• WHAT IS ASKED
Which lines hold the word "underlying"? Copy each of them.
::::::::
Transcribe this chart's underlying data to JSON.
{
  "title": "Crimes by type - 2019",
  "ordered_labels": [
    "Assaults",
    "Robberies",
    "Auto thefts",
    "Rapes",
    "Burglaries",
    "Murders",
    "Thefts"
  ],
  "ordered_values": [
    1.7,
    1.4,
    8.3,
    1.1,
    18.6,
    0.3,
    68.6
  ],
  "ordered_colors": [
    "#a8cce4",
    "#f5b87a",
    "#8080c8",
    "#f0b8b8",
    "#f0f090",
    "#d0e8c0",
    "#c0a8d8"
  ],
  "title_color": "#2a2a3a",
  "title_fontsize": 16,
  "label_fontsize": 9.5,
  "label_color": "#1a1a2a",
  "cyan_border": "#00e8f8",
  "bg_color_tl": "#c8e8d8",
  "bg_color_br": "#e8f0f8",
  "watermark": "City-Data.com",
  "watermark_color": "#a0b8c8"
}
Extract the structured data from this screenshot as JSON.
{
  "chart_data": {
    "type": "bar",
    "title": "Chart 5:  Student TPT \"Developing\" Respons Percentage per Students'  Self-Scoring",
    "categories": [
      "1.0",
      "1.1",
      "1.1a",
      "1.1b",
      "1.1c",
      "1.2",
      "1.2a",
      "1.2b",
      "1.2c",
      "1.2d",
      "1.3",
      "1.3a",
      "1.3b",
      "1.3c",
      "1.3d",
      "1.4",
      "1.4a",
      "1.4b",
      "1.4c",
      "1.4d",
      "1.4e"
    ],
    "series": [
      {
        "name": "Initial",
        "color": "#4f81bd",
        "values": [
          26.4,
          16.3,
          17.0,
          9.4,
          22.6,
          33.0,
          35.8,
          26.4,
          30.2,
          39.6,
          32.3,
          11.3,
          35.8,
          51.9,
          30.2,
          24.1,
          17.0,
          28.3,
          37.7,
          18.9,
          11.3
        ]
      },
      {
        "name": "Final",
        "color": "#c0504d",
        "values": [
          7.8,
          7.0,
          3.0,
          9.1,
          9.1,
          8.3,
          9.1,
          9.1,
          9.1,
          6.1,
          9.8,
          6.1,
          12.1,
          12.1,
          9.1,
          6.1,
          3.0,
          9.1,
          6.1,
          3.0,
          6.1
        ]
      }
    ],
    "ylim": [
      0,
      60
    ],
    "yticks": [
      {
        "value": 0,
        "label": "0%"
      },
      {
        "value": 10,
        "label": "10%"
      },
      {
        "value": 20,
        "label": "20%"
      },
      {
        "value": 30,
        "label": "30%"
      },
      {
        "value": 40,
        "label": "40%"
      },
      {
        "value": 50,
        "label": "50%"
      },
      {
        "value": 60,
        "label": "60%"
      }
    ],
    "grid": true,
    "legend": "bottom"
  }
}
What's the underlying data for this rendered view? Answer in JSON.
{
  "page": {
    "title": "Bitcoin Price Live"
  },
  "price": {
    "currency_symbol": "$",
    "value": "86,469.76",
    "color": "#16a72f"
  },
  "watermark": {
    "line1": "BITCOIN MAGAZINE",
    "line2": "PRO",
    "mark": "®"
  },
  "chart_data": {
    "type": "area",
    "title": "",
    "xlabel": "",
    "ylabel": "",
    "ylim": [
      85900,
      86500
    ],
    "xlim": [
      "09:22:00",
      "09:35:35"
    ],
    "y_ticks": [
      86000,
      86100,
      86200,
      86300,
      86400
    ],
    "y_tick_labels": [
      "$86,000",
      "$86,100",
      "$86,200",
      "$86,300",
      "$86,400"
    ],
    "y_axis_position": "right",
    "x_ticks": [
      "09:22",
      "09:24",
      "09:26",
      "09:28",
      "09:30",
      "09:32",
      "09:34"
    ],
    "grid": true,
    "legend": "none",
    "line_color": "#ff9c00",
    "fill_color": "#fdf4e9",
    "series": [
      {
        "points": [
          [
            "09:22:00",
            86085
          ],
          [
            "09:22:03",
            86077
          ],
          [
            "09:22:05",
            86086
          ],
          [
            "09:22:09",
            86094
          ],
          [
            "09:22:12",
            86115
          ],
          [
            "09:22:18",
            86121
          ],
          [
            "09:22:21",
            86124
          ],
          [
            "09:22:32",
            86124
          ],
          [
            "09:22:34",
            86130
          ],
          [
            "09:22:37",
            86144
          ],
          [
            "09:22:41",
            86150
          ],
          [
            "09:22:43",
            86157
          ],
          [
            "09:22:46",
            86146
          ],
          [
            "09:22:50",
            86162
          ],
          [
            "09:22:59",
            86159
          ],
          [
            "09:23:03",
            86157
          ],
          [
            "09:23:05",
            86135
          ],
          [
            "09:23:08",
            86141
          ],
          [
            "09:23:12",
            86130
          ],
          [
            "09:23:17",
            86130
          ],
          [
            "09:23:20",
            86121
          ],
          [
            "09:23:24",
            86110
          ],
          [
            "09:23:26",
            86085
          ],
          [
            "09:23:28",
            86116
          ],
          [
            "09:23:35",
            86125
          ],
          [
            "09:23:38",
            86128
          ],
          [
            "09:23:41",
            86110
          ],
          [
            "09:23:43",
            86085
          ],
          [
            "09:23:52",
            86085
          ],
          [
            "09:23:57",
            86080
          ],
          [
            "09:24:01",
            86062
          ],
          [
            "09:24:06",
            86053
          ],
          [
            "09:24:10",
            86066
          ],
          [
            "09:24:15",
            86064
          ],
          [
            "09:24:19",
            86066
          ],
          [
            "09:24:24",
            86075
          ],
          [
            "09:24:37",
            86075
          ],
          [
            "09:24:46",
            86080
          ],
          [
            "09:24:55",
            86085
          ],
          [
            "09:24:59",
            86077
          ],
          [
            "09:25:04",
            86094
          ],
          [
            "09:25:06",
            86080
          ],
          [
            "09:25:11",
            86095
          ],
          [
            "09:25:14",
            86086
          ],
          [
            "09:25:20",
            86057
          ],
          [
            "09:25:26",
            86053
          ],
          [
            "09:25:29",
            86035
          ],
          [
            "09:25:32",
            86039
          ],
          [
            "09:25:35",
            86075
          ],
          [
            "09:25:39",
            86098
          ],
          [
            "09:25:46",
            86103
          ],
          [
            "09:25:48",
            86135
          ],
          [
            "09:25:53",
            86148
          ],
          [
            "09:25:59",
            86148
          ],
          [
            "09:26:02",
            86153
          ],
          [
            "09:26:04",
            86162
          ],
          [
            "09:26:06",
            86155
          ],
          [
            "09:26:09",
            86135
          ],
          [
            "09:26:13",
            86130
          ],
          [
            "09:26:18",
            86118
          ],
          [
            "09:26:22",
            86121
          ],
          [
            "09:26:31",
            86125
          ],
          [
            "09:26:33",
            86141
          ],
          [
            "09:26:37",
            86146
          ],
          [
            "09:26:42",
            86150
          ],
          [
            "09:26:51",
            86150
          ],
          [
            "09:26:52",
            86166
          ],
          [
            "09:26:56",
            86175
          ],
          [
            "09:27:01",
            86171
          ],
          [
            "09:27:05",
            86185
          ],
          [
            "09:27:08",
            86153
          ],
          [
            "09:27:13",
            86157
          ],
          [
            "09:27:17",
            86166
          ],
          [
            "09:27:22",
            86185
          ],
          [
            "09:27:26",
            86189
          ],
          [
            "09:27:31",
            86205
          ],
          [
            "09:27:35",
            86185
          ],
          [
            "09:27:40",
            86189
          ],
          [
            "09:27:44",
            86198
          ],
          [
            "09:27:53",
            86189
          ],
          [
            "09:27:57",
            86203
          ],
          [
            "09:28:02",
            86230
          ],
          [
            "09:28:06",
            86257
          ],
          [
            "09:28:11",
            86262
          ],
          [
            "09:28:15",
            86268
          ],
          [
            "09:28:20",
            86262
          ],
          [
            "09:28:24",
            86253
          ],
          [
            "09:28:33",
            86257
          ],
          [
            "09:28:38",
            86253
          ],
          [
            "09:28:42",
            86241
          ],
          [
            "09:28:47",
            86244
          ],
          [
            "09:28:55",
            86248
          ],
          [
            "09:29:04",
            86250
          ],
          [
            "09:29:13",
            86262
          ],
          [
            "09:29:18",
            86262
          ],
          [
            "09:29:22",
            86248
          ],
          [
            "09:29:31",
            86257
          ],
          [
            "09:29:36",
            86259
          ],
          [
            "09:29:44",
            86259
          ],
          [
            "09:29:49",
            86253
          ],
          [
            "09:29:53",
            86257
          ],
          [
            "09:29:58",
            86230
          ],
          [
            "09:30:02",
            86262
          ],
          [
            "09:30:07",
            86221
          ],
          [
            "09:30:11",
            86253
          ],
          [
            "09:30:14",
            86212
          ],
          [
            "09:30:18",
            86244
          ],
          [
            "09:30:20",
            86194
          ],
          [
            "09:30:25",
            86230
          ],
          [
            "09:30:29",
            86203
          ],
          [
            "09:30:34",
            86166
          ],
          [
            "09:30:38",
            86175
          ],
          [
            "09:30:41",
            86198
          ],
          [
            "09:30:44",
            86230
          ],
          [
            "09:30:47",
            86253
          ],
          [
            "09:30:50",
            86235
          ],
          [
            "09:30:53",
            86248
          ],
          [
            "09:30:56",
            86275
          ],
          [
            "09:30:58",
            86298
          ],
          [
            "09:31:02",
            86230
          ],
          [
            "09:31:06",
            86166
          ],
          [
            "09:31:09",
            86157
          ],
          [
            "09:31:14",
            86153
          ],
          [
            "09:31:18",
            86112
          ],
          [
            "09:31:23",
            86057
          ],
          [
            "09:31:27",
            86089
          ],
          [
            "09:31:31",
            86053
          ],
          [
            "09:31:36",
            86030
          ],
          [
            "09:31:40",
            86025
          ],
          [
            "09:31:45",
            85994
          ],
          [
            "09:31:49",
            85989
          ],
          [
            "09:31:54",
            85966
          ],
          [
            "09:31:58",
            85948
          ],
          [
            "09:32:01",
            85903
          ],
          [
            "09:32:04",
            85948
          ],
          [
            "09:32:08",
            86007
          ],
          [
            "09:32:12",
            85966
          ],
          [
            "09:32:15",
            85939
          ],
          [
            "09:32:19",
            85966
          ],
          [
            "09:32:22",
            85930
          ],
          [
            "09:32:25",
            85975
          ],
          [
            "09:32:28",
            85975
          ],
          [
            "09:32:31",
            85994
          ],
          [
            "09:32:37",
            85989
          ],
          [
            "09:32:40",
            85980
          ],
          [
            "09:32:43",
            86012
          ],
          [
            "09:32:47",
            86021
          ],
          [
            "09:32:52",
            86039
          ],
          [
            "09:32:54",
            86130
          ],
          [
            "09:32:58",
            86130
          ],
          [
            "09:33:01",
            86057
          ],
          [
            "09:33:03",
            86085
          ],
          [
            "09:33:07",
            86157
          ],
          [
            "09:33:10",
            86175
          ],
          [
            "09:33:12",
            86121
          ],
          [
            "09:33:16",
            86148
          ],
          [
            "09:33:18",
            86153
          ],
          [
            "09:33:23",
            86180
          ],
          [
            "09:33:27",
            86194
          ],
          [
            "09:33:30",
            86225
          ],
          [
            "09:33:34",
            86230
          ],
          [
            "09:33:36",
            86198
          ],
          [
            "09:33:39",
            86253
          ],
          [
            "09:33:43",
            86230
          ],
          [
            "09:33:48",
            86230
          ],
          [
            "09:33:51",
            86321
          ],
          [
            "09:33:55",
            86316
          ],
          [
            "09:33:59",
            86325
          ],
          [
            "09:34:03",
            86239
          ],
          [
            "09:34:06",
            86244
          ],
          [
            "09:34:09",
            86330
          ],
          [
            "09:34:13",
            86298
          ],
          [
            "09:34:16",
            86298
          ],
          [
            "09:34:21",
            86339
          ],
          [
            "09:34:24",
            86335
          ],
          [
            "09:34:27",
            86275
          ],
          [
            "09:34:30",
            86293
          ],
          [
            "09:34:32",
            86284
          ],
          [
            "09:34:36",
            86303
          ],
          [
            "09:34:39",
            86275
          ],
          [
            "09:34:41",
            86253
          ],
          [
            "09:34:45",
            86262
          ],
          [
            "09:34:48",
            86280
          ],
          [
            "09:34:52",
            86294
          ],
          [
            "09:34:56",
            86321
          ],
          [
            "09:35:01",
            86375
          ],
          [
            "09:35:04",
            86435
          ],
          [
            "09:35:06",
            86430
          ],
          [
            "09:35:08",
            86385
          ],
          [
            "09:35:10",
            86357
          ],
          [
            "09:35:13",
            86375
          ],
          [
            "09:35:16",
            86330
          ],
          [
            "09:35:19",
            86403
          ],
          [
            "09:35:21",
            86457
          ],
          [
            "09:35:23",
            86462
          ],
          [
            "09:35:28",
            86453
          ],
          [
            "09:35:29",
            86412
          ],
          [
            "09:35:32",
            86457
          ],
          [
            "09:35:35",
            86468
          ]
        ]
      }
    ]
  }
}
::::::::
• ANSWER BELOW
Transcribe this chart's underlying data to JSON.
What's the underlying data for this rendered view? Answer in JSON.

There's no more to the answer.